- _INSTRUCTION_:
Are you able to retype all the records below exactly?

[Records from a collection of figures]
--- START ---

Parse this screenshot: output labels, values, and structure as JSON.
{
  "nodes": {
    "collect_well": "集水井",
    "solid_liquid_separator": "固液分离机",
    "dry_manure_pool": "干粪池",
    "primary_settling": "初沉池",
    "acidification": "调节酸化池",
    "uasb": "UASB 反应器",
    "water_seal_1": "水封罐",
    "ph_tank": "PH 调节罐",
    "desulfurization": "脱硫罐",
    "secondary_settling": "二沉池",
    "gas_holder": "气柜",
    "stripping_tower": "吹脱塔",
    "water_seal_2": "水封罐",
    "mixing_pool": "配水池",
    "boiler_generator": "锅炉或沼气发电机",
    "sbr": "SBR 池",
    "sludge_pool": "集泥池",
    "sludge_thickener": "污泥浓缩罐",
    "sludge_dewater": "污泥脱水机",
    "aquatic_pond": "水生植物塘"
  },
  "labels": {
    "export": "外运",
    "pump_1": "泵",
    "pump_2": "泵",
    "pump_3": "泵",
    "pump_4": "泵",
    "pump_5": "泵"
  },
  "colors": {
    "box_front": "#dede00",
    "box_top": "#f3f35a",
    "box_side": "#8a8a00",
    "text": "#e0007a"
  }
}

--- END ---

- _THE OUTPUT_:
Parse this screenshot: output labels, values, and structure as JSON.
{
  "nodes": {
    "collect_well": "集水井",
    "solid_liquid_separator": "固液分离机",
    "dry_manure_pool": "干粪池",
    "primary_settling": "初沉池",
    "acidification": "调节酸化池",
    "uasb": "UASB 反应器",
    "water_seal_1": "水封罐",
    "ph_tank": "PH 调节罐",
    "desulfurization": "脱硫罐",
    "secondary_settling": "二沉池",
    "gas_holder": "气柜",
    "stripping_tower": "吹脱塔",
    "water_seal_2": "水封罐",
    "mixing_pool": "配水池",
    "boiler_generator": "锅炉或沼气发电机",
    "sbr": "SBR 池",
    "sludge_pool": "集泥池",
    "sludge_thickener": "污泥浓缩罐",
    "sludge_dewater": "污泥脱水机",
    "aquatic_pond": "水生植物塘"
  },
  "labels": {
    "export": "外运",
    "pump_1": "泵",
    "pump_2": "泵",
    "pump_3": "泵",
    "pump_4": "泵",
    "pump_5": "泵"
  },
  "colors": {
    "box_front": "#dede00",
    "box_top": "#f3f35a",
    "box_side": "#8a8a00",
    "text": "#e0007a"
  }
}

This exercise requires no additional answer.